>> Start EXTRACTED RECORDS
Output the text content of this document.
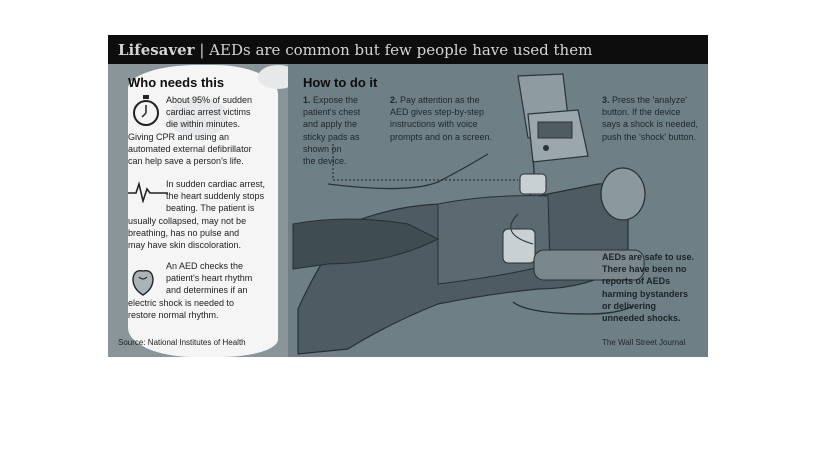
Lifesaver | AEDs are common but few people have used them
Who needs this
Source: National Institutes of Health
How to do it
The Wall Street Journal
About 95% of sudden
cardiac arrest victims
die within minutes.
Giving CPR and using an
automated external defibrillator
can help save a person's life.
In sudden cardiac arrest,
the heart suddenly stops
beating. The patient is
usually collapsed, may not be
breathing, has no pulse and
may have skin discoloration.
An AED checks the
patient's heart rhythm
and determines if an
electric shock is needed to
restore normal rhythm.
1. Expose the
patient's chest
and apply the
sticky pads as
shown on
the device.
2. Pay attention as the
AED gives step-by-step
instructions with voice
prompts and on a screen.
3. Press the 'analyze'
button. If the device
says a shock is needed,
push the 'shock' button.
AEDs are safe to use.
There have been no
reports of AEDs
harming bystanders
or delivering
unneeded shocks.
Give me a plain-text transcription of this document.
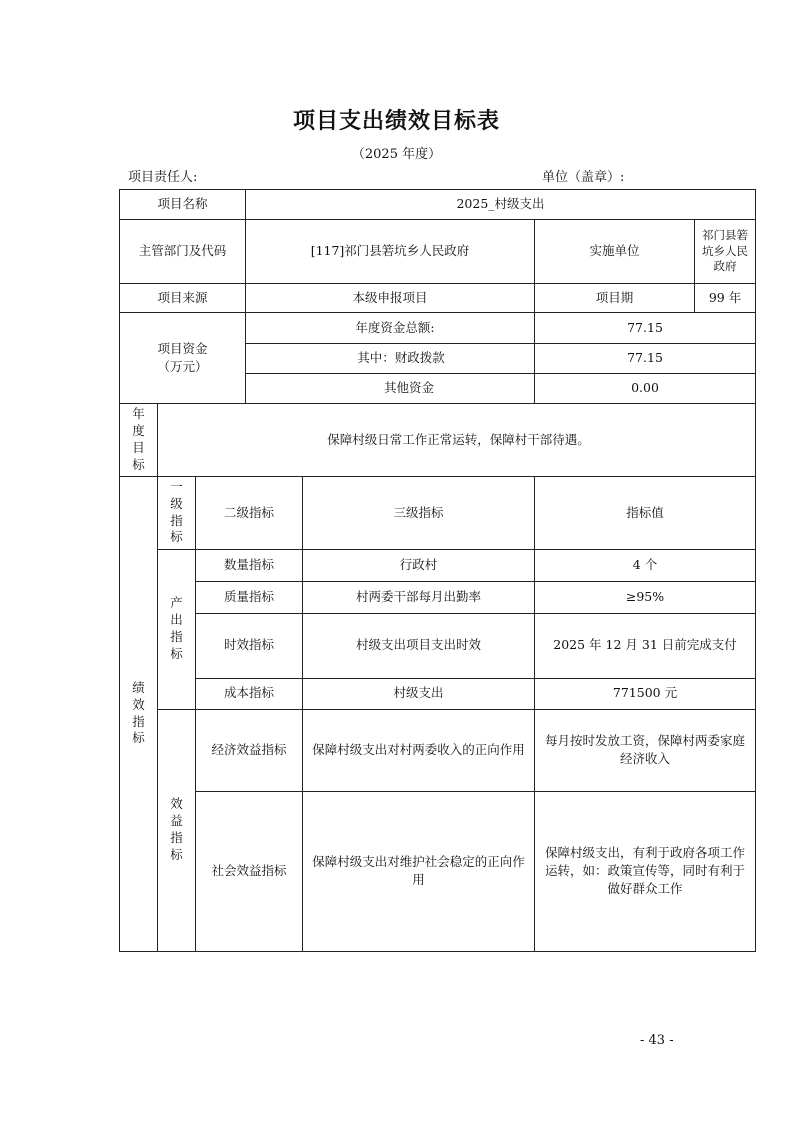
项目支出绩效目标表
（2025 年度）
项目责任人:	单位（盖章）:
项目名称			2025_村级支出			
主管部门及代码			[117]祁门县箬坑乡人民政府		实施单位	祁门县箬坑乡人民政府
项目来源			本级申报项目		项目期	99 年

项目资金
（万元）			年度资金总额:		77.15	
			其中：财政拨款		77.15	
			其他资金		0.00	
年度目标	保障村级日常工作正常运转，保障村干部待遇。					
绩效指标	一级指标	二级指标		三级指标	指标值	
	产出指标	数量指标		行政村	4 个	
		质量指标		村两委干部每月出勤率	≥95%	
		时效指标		村级支出项目支出时效	2025 年 12 月 31 日前完成支付	
		成本指标		村级支出	771500 元	
	效益指标	经济效益指标		保障村级支出对村两委收入的正向作用	每月按时发放工资，保障村两委家庭经济收入	
		社会效益指标		保障村级支出对维护社会稳定的正向作用	保障村级支出，有利于政府各项工作运转，如：政策宣传等，同时有利于做好群众工作	
- 43 -
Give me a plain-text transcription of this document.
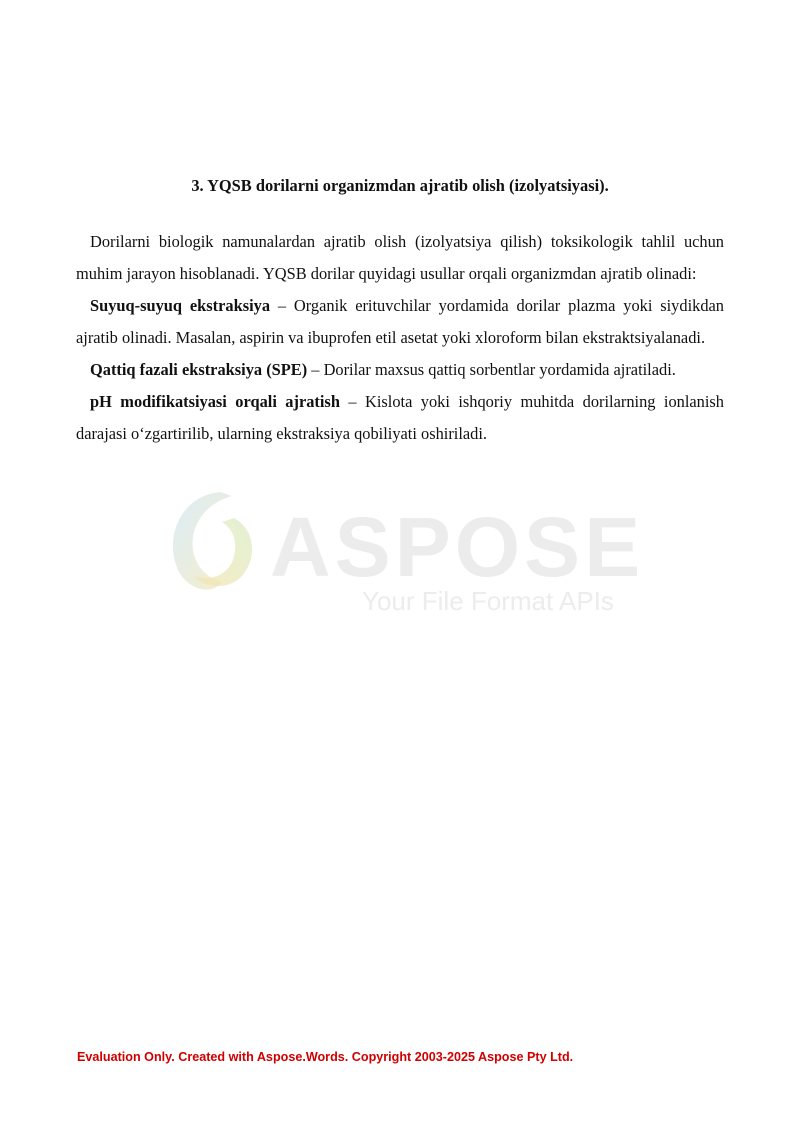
ASPOSE
Your File Format APIs

3. YQSB dorilarni organizmdan ajratib olish (izolyatsiyasi).

Dorilarni biologik namunalardan ajratib olish (izolyatsiya qilish) toksikologik tahlil uchun muhim jarayon hisoblanadi. YQSB dorilar quyidagi usullar orqali organizmdan ajratib olinadi:

Suyuq-suyuq ekstraksiya – Organik erituvchilar yordamida dorilar plazma yoki siydikdan ajratib olinadi. Masalan, aspirin va ibuprofen etil asetat yoki xloroform bilan ekstraktsiyalanadi.

Qattiq fazali ekstraksiya (SPE) – Dorilar maxsus qattiq sorbentlar yordamida ajratiladi.

pH modifikatsiyasi orqali ajratish – Kislota yoki ishqoriy muhitda dorilarning ionlanish darajasi o‘zgartirilib, ularning ekstraksiya qobiliyati oshiriladi.

Evaluation Only. Created with Aspose.Words. Copyright 2003-2025 Aspose Pty Ltd.
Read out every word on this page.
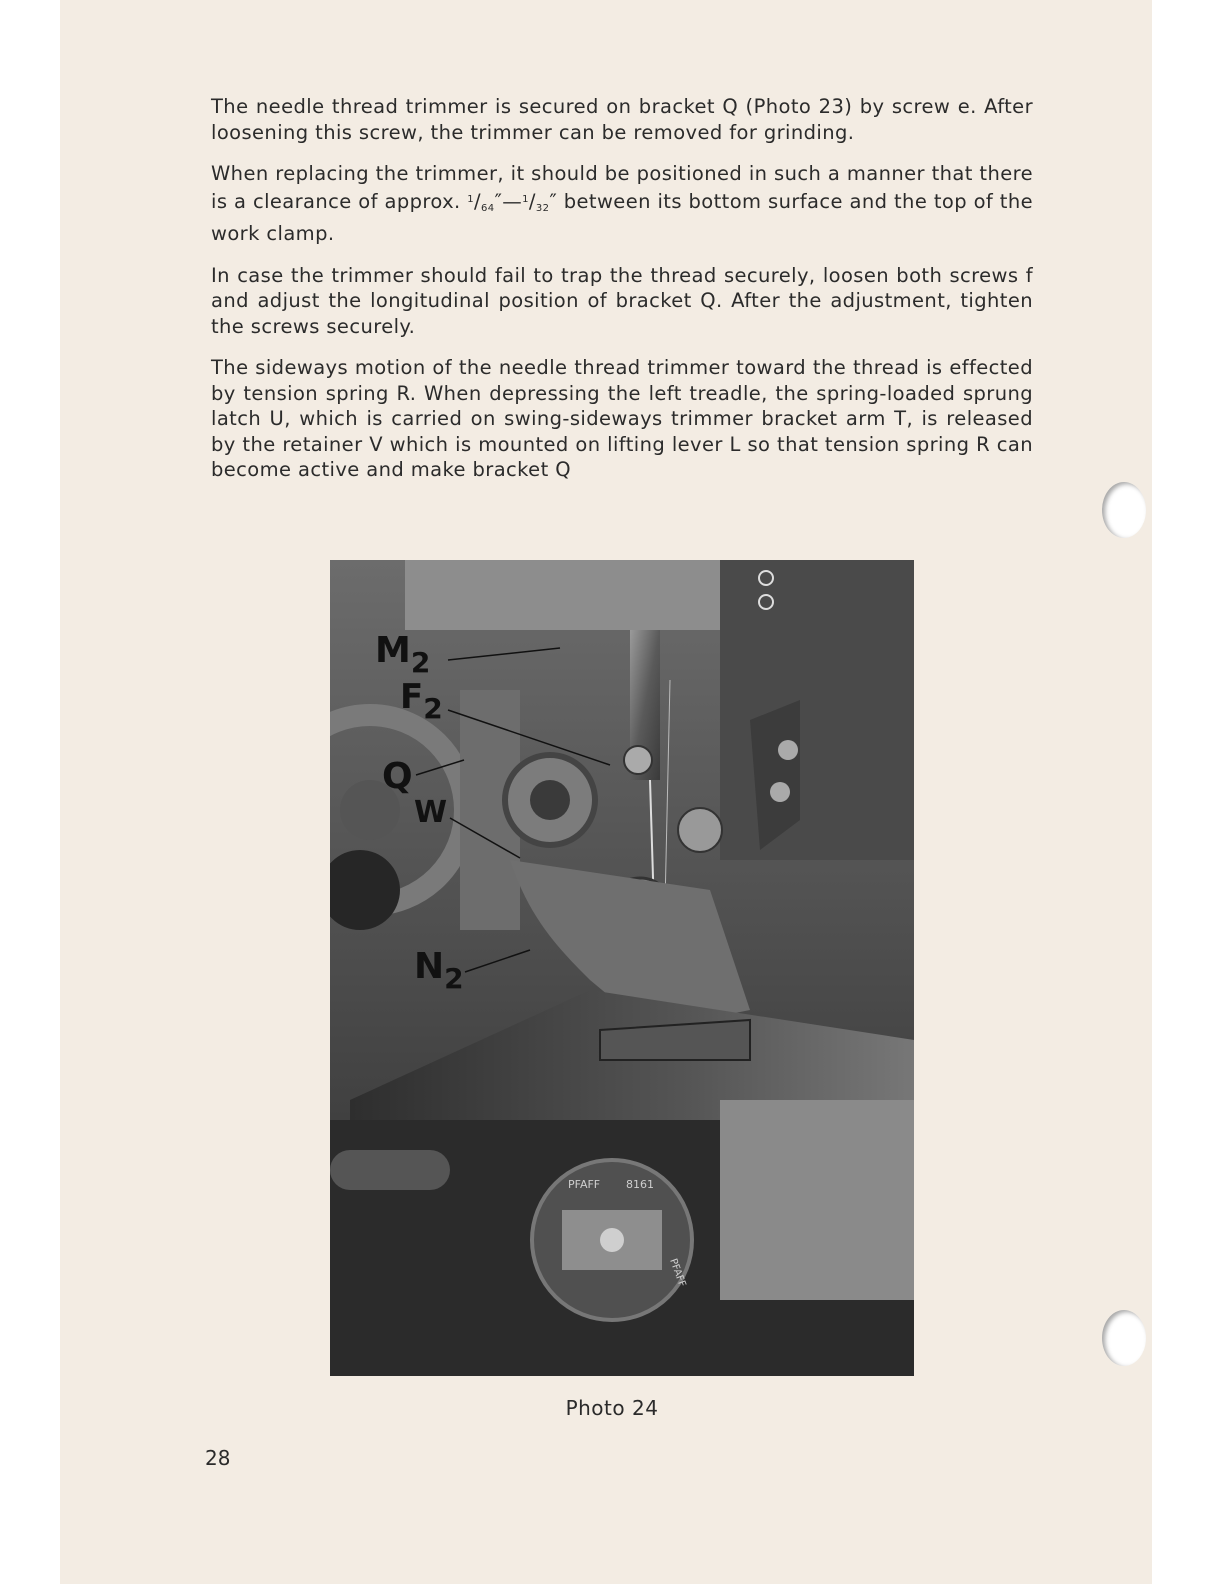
The needle thread trimmer is secured on bracket Q (Photo 23) by screw e. After loosening this screw, the trimmer can be removed for grinding.

When replacing the trimmer, it should be positioned in such a manner that there is a clearance of approx. $^1/_{64}''—^1/_{32}''$ between its bottom surface and the top of the work clamp.

In case the trimmer should fail to trap the thread securely, loosen both screws f and adjust the longitudinal position of bracket Q. After the adjustment, tighten the screws securely.

The sideways motion of the needle thread trimmer toward the thread is effected by tension spring R. When depressing the left treadle, the spring-loaded sprung latch U, which is carried on swing-sideways trimmer bracket arm T, is released by the retainer V which is mounted on lifting lever L so that tension spring R can become active and make bracket Q

PFAFF 8161
PFAFF
$M_2$
$F_2$
Q
W
$N_2$
Photo 24
28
>> End EXTRACTED RECORDS
# [GIVEN TASK]
Show, from the material above, each line that includes the string "rhythm".

# [TASK RESULT]
patient's heart rhythm
restore normal rhythm.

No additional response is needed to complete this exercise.